ASSIGNMENT: Take the line that contains "Patent image size: (1089, 698)." as the first line and the last line of the material below as the final one; reproduce exactly the lines between, inclusive.

EXTRACTED ENTRIES:

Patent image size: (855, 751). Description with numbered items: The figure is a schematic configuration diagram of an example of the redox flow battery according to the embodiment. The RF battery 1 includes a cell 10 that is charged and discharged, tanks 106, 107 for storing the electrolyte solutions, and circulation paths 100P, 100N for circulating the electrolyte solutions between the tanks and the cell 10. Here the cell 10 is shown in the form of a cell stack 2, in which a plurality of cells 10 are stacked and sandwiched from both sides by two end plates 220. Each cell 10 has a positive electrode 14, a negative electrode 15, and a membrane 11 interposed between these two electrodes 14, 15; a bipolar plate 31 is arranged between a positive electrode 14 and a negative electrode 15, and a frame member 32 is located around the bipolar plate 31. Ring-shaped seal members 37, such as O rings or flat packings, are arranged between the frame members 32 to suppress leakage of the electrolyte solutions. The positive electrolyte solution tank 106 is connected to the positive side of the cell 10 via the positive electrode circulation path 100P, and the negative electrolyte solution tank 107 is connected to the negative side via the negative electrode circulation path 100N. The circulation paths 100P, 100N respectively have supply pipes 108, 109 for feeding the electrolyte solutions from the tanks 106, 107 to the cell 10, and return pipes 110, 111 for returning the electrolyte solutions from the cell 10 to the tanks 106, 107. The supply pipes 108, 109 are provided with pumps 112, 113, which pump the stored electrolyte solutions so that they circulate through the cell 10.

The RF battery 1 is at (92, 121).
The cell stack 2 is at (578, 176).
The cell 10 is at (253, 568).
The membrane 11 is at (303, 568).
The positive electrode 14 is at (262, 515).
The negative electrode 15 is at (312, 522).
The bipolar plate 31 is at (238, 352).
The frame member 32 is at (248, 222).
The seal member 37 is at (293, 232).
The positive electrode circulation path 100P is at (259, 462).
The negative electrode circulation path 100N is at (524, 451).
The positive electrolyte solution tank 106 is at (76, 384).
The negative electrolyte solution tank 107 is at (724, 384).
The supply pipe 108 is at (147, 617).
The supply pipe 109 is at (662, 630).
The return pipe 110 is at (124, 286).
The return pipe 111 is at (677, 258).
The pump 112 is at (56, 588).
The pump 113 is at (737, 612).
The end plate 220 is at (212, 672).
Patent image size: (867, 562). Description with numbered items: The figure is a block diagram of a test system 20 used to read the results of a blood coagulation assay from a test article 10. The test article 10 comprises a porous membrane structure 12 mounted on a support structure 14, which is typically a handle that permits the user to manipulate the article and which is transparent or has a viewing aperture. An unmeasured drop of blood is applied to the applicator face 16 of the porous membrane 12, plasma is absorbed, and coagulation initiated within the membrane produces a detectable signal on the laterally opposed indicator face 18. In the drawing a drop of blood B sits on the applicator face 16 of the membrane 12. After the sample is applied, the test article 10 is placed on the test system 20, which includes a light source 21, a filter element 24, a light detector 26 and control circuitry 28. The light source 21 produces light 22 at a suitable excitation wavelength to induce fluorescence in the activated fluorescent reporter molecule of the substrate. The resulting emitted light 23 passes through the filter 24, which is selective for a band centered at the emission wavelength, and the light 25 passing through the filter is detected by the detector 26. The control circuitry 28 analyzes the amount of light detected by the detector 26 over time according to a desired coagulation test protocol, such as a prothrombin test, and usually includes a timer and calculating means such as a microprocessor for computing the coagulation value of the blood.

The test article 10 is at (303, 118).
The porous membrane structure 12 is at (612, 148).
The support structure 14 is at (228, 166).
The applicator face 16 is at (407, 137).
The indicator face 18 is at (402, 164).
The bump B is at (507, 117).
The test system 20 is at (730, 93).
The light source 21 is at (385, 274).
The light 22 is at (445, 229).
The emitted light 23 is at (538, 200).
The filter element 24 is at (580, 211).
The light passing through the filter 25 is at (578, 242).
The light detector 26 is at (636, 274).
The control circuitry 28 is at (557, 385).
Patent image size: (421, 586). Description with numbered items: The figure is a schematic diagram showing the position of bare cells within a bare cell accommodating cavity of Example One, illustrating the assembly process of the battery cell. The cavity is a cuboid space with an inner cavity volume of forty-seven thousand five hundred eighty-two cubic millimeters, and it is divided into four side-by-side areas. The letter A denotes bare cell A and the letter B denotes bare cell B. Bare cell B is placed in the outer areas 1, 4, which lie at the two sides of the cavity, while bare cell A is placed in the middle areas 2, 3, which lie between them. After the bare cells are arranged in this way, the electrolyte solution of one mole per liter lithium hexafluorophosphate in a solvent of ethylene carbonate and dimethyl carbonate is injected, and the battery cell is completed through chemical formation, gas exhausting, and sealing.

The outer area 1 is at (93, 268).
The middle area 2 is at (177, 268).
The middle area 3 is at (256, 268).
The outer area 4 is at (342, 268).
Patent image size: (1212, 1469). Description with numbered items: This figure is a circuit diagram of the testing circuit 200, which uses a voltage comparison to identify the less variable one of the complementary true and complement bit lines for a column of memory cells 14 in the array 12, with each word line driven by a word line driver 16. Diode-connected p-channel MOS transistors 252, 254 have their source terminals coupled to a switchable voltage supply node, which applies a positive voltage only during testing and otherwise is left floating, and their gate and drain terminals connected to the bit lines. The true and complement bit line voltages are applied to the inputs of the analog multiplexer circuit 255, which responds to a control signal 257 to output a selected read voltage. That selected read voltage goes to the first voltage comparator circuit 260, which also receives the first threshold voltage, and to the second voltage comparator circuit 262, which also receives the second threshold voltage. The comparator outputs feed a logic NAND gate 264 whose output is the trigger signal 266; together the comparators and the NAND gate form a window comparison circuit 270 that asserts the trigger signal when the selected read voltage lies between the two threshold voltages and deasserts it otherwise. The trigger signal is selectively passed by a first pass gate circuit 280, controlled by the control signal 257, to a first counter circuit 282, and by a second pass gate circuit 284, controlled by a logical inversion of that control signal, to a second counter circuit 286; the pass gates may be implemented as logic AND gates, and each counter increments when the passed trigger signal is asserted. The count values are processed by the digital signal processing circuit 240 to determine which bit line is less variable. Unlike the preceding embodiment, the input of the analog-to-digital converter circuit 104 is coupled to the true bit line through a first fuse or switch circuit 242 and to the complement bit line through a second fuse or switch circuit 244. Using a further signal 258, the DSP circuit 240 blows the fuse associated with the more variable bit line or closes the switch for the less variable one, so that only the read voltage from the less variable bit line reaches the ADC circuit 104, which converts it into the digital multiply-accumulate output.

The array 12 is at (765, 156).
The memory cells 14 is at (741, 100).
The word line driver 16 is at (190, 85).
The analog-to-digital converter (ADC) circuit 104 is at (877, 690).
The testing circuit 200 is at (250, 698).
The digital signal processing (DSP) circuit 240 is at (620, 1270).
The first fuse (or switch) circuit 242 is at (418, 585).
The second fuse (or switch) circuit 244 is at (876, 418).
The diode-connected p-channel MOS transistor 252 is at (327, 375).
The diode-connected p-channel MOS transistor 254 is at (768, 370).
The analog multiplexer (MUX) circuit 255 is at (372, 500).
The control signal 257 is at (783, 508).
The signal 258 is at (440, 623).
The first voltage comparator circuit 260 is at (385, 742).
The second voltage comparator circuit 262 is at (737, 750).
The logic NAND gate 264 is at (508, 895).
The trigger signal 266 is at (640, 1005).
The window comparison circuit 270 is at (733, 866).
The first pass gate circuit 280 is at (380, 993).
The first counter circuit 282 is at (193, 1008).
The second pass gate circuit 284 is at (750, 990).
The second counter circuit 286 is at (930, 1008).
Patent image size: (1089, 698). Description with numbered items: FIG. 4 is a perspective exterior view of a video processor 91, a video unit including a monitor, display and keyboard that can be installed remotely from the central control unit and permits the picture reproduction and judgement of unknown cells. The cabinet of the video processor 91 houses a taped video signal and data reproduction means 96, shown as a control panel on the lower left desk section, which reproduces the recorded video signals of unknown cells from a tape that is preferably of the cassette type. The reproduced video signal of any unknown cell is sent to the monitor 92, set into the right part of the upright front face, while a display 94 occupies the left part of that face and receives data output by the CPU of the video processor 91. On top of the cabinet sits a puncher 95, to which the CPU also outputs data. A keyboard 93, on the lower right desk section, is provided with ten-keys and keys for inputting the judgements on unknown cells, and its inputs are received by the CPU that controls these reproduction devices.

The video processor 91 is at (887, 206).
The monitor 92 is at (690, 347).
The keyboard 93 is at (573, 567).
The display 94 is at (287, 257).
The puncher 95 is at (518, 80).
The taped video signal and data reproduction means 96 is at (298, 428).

SOLUTION TO THIS EXERCISE:
Patent image size: (1089, 698). Description with numbered items: FIG. 4 is a perspective exterior view of a video processor 91, a video unit including a monitor, display and keyboard that can be installed remotely from the central control unit and permits the picture reproduction and judgement of unknown cells. The cabinet of the video processor 91 houses a taped video signal and data reproduction means 96, shown as a control panel on the lower left desk section, which reproduces the recorded video signals of unknown cells from a tape that is preferably of the cassette type. The reproduced video signal of any unknown cell is sent to the monitor 92, set into the right part of the upright front face, while a display 94 occupies the left part of that face and receives data output by the CPU of the video processor 91. On top of the cabinet sits a puncher 95, to which the CPU also outputs data. A keyboard 93, on the lower right desk section, is provided with ten-keys and keys for inputting the judgements on unknown cells, and its inputs are received by the CPU that controls these reproduction devices.

The video processor 91 is at (887, 206).
The monitor 92 is at (690, 347).
The keyboard 93 is at (573, 567).
The display 94 is at (287, 257).
The puncher 95 is at (518, 80).
The taped video signal and data reproduction means 96 is at (298, 428).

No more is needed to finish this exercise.